--- Page excerpt ---


    Information: Apple pie is generally double-crusted.
    Context: An apple pie is a fruit pie in which the principal filling ingredient is apples.
    Apple pie is often served with whipped cream, ice cream ('apple pie à la mode'), custard, or cheddar cheese.
    It is generally double-crusted, with pastry both above and below the filling; the upper crust may be solid or latticed (woven of crosswise strips).
    Answer: YES

    Information: Apple pies taste bad.
    Context: An apple pie is a fruit pie in which the principal filling ingredient is apples.
    Apple pie is often served with whipped cream, ice cream ('apple pie à la mode'), custard, or cheddar cheese.
    It is generally double-crusted, with pastry both above and below the filling; the upper crust may be solid or latticed (woven of crosswise strips).
    Answer: NO

    Information: Paris is the capital of France.
    Context: This document describes a day trip in Paris. You will visit famous landmarks like the Eiffel Tower, the Louvre Museum, and Notre-Dame Cathedral.
    Answer: NO

    Information: {query_str}
    Context: {context_str}
    Answer:
    """)

faithfulness_llama.update_prompts({"your_prompt_key": faithfulness_new_prompt_template})

In [None]:
def evaluate_response_time_and_accuracy(chunk_size, eval_questions):
    """
    Evaluate the average response time, faithfulness, and relevancy of responses generated by the local Ollama model for a given chunk size.
    
    Parameters:
    chunk_size (int): The size of data chunks being processed.
    
    Returns:
    tuple: A tuple containing the average response time, faithfulness, and relevancy metrics.
    """
    total_response_time = 0
    total_faithfulness = 0
    total_relevancy = 0

    # Create vector index using Ollama
    llm = Ollama(model="llama3")
    service_context = ServiceContext.from_defaults(llm=llm, chunk_size=chunk_size, chunk_overlap=chunk_size//5)
    vector_index = VectorStoreIndex.from_documents(
        eval_documents, service_context=service_context
    )
    query_engine = vector_index.as_query_engine(similarity_top_k=5)
    num_questions = len(eval_questions)

    for question in eval_questions:
        start_time = time.time()
        response_vector = query_engine.query(question)

---

• Your task:
Answer these questions about the code excerpt:
(a) What answer does the excerpt give for the information "Apple pies taste bad."?
(b) What model name is passed to Ollama?
(c) What value is given for similarity_top_k?
Please answer from the code excerpt alone.

--- Supplied material ---

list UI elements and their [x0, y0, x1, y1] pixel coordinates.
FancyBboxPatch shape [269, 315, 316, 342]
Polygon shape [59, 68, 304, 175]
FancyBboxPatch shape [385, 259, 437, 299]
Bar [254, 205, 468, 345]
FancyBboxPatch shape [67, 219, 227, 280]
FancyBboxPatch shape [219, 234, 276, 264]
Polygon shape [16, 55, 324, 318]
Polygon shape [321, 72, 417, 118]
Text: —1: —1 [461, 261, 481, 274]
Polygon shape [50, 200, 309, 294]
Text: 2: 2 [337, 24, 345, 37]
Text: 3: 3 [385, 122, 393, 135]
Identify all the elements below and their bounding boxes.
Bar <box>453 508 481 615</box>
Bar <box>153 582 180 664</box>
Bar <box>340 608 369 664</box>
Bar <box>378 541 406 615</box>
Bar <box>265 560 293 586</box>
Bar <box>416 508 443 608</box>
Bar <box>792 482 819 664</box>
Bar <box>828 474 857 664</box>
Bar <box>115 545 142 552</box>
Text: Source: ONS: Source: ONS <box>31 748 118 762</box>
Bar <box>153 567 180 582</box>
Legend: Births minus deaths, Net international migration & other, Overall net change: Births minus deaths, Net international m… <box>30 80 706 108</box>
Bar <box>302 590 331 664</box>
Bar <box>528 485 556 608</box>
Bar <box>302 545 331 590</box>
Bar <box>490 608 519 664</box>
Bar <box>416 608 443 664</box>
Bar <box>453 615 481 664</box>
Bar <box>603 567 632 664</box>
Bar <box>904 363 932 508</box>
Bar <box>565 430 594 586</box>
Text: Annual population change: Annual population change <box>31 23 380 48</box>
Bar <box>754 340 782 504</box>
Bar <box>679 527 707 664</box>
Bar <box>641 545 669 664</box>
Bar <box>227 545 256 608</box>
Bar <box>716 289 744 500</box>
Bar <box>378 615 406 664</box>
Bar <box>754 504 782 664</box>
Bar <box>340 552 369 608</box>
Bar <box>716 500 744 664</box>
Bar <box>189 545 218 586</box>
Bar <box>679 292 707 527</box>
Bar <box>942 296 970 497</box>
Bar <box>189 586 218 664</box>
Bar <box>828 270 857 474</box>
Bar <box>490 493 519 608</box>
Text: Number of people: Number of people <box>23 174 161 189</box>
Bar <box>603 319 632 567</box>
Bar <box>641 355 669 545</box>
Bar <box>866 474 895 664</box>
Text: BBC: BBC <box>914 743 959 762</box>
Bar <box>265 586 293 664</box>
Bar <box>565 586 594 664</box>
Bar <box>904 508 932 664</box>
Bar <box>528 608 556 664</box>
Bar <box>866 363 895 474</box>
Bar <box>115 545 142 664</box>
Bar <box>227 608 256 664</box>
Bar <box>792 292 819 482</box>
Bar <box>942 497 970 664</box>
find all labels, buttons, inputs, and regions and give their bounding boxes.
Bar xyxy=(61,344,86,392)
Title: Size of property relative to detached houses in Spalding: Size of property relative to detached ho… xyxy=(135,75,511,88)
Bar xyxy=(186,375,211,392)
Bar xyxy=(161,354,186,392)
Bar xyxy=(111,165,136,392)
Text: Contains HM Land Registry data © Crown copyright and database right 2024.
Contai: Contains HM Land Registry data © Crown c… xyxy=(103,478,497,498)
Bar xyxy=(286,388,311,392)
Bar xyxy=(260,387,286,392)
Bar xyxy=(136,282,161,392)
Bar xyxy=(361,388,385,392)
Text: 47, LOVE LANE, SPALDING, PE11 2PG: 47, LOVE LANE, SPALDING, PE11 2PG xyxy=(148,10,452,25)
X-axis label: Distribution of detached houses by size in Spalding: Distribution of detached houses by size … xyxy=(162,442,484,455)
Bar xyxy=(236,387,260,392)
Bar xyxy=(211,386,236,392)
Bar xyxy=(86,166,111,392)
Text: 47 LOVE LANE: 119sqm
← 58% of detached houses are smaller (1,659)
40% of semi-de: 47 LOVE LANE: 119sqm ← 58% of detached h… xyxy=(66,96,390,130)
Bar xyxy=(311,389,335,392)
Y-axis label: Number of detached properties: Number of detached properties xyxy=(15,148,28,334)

---

• Answer for the task:
(a) NO
(b) "llama3"
(c) 5